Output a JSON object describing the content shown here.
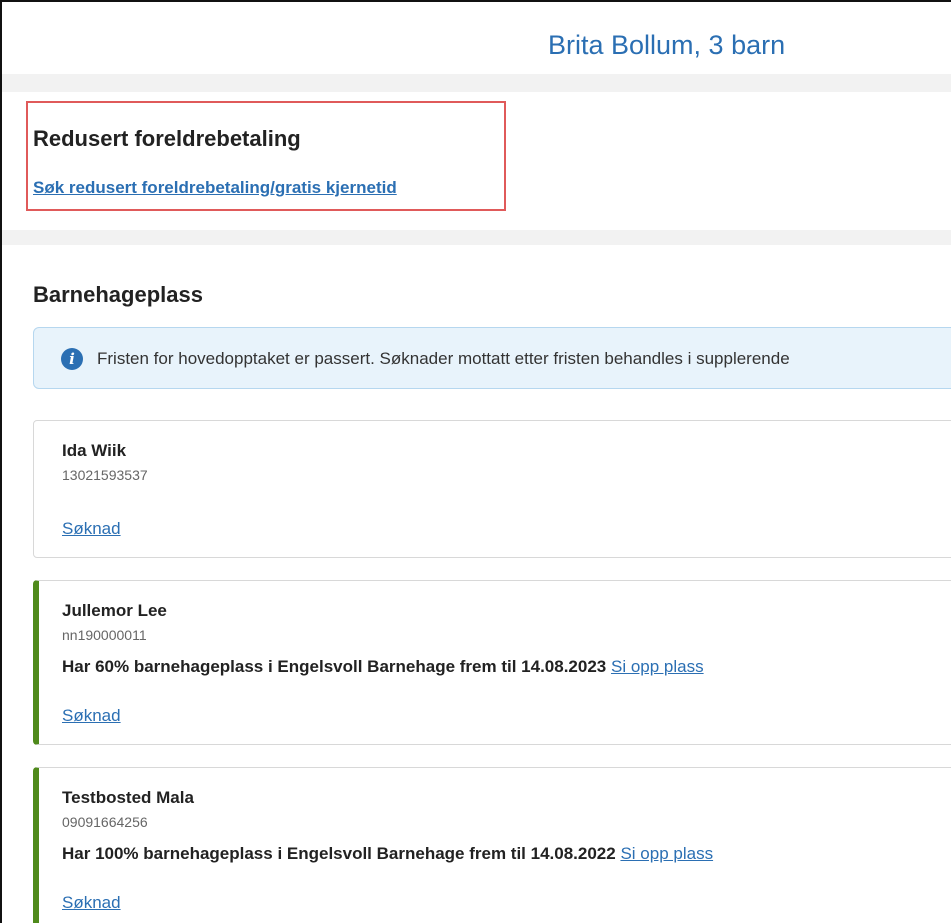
{
  "header": {
    "title": "Brita Bollum, 3 barn"
  },
  "reduced_payment": {
    "title": "Redusert foreldrebetaling",
    "link": "Søk redusert foreldrebetaling/gratis kjernetid"
  },
  "kindergarten": {
    "title": "Barnehageplass",
    "info_text": "Fristen for hovedopptaket er passert. Søknader mottatt etter fristen behandles i supplerende",
    "children": [
      {
        "name": "Ida Wiik",
        "id": "13021593537",
        "placement": "",
        "cancel_link": "",
        "application_link": "Søknad"
      },
      {
        "name": "Jullemor Lee",
        "id": "nn190000011",
        "placement": "Har 60% barnehageplass i Engelsvoll Barnehage frem til 14.08.2023",
        "cancel_link": "Si opp plass",
        "application_link": "Søknad"
      },
      {
        "name": "Testbosted Mala",
        "id": "09091664256",
        "placement": "Har 100% barnehageplass i Engelsvoll Barnehage frem til 14.08.2022",
        "cancel_link": "Si opp plass",
        "application_link": "Søknad"
      }
    ]
  },
  "colors": {
    "link": "#2b6fb3",
    "highlight_border": "#e05a5a",
    "active_accent": "#4f8a1b",
    "info_background": "#e8f3fb"
  },
  "icons": {
    "info": "info-icon"
  }
}
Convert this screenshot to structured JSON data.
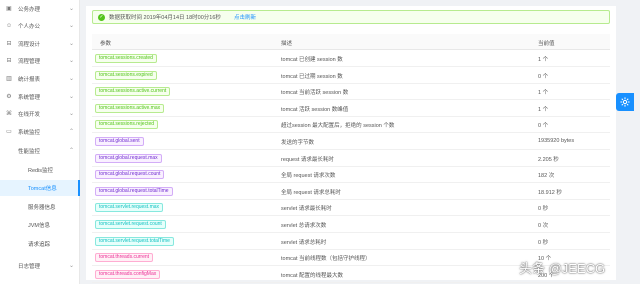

□ □ □ □ □ □ □

### THE EXERCISE
Of the lines in the data, how many contain the word "Engelsvoll"? Provide the number and nothing further.

### EXERCISE RESPONSE
2